PROBLEM DETAILS: Exclude all pictures, then copy each of the records exactly as written.

— Begin RECORDS PROVIDED —

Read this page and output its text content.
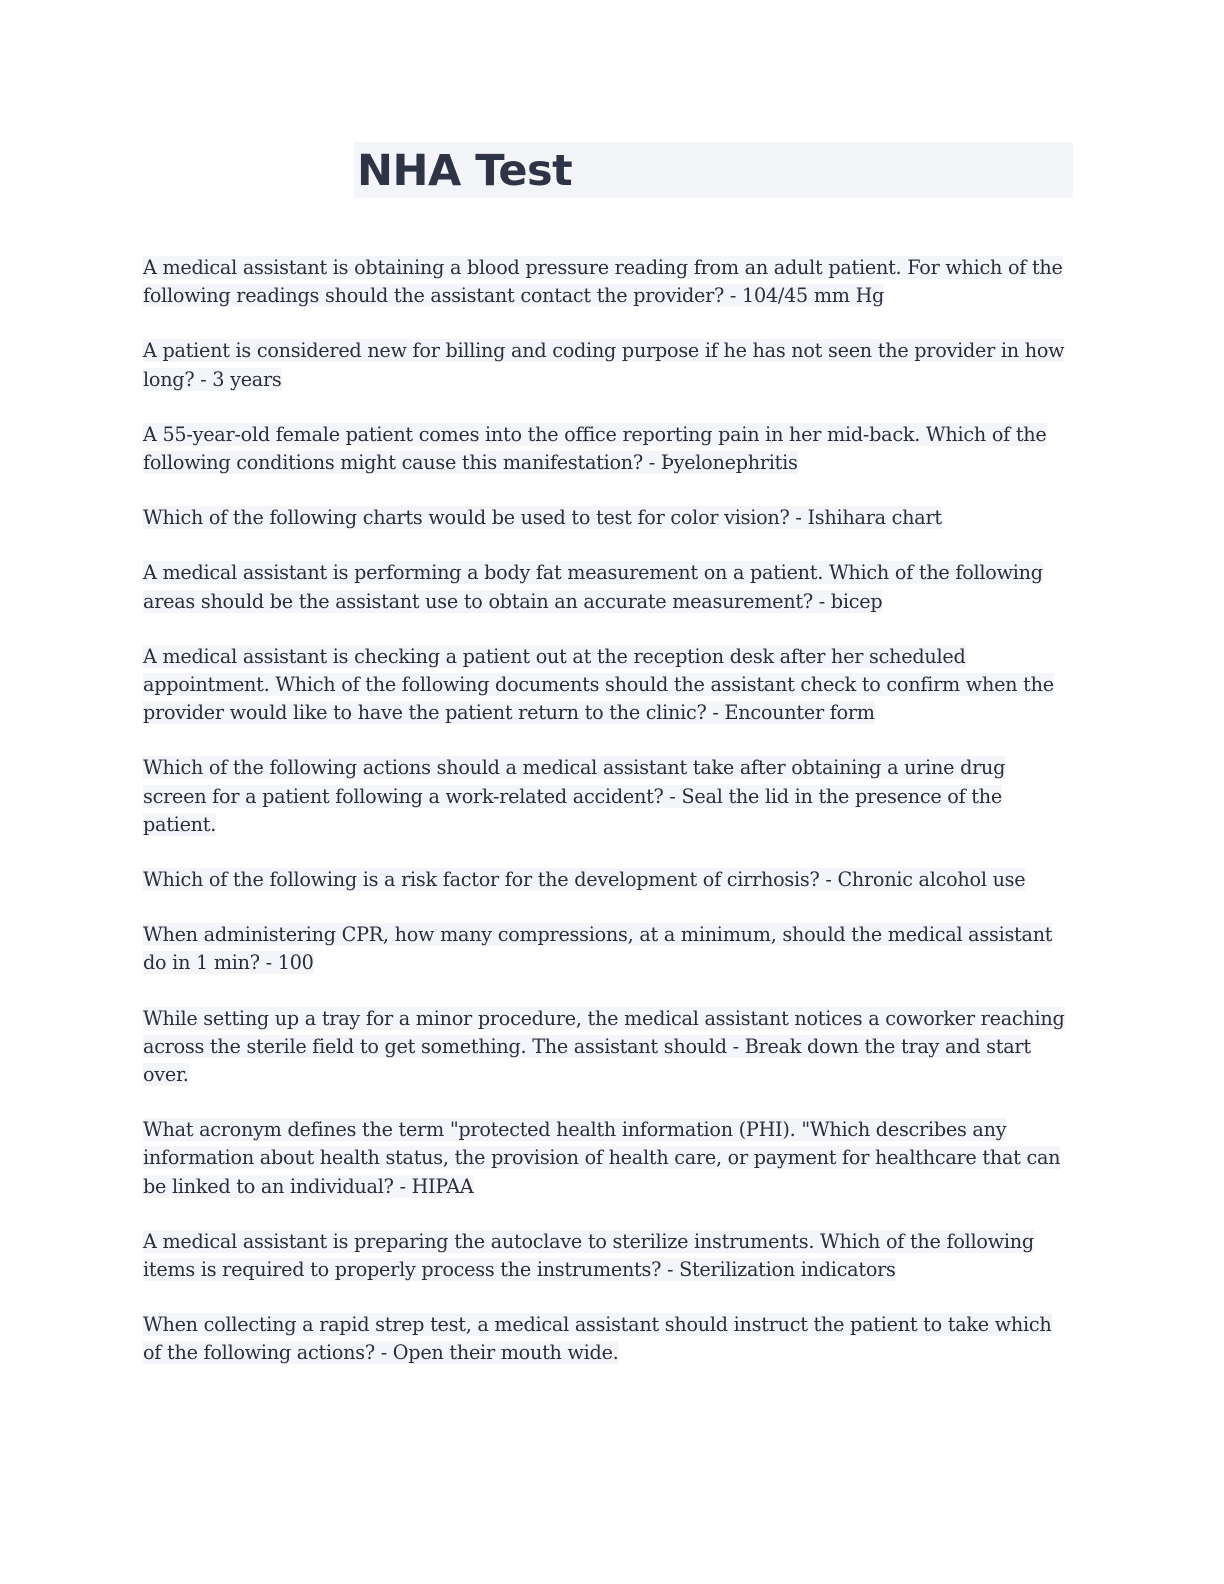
NHA Test

A medical assistant is obtaining a blood pressure reading from an adult patient. For which of the following readings should the assistant contact the provider? - 104/45 mm Hg

A patient is considered new for billing and coding purpose if he has not seen the provider in how long? - 3 years

A 55-year-old female patient comes into the office reporting pain in her mid-back. Which of the following conditions might cause this manifestation? - Þyelonephritis

Which of the following charts would be used to test for color vision? - Ishihara chart

A medical assistant is performing a body fat measurement on a patient. Which of the following areas should be the assistant use to obtain an accurate measurement? - bicep

A medical assistant is checking a patient out at the reception desk after her scheduled appointment. Which of the following documents should the assistant check to confirm when the provider would like to have the patient return to the clinic? - Encounter form

Which of the following actions should a medical assistant take after obtaining a urine drug screen for a patient following a work-related accident? - Seal the lid in the presence of the patient.

Which of the following is a risk factor for the development of cirrhosis? - Chronic alcohol use

When administering CPR, how many compressions, at a minimum, should the medical assistant do in 1 min? - 100

While setting up a tray for a minor procedure, the medical assistant notices a coworker reaching across the sterile field to get something. The assistant should - Break down the tray and start over.

What acronym defines the term "protected health information (PHI). "Which describes any information about health status, the provision of health care, or payment for healthcare that can be linked to an individual? - HIPAA

A medical assistant is preparing the autoclave to sterilize instruments. Which of the following items is required to properly process the instruments? - Sterilization indicators

When collecting a rapid strep test, a medical assistant should instruct the patient to take which of the following actions? - Open their mouth wide.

— End RECORDS PROVIDED —

ANSWER IN FULL:
Read this page and output its text content.
NHA Test

A medical assistant is obtaining a blood pressure reading from an adult patient. For which of the following readings should the assistant contact the provider? - 104/45 mm Hg

A patient is considered new for billing and coding purpose if he has not seen the provider in how long? - 3 years

A 55-year-old female patient comes into the office reporting pain in her mid-back. Which of the following conditions might cause this manifestation? - Þyelonephritis

Which of the following charts would be used to test for color vision? - Ishihara chart

A medical assistant is performing a body fat measurement on a patient. Which of the following areas should be the assistant use to obtain an accurate measurement? - bicep

A medical assistant is checking a patient out at the reception desk after her scheduled appointment. Which of the following documents should the assistant check to confirm when the provider would like to have the patient return to the clinic? - Encounter form

Which of the following actions should a medical assistant take after obtaining a urine drug screen for a patient following a work-related accident? - Seal the lid in the presence of the patient.

Which of the following is a risk factor for the development of cirrhosis? - Chronic alcohol use

When administering CPR, how many compressions, at a minimum, should the medical assistant do in 1 min? - 100

While setting up a tray for a minor procedure, the medical assistant notices a coworker reaching across the sterile field to get something. The assistant should - Break down the tray and start over.

What acronym defines the term "protected health information (PHI). "Which describes any information about health status, the provision of health care, or payment for healthcare that can be linked to an individual? - HIPAA

A medical assistant is preparing the autoclave to sterilize instruments. Which of the following items is required to properly process the instruments? - Sterilization indicators

When collecting a rapid strep test, a medical assistant should instruct the patient to take which of the following actions? - Open their mouth wide.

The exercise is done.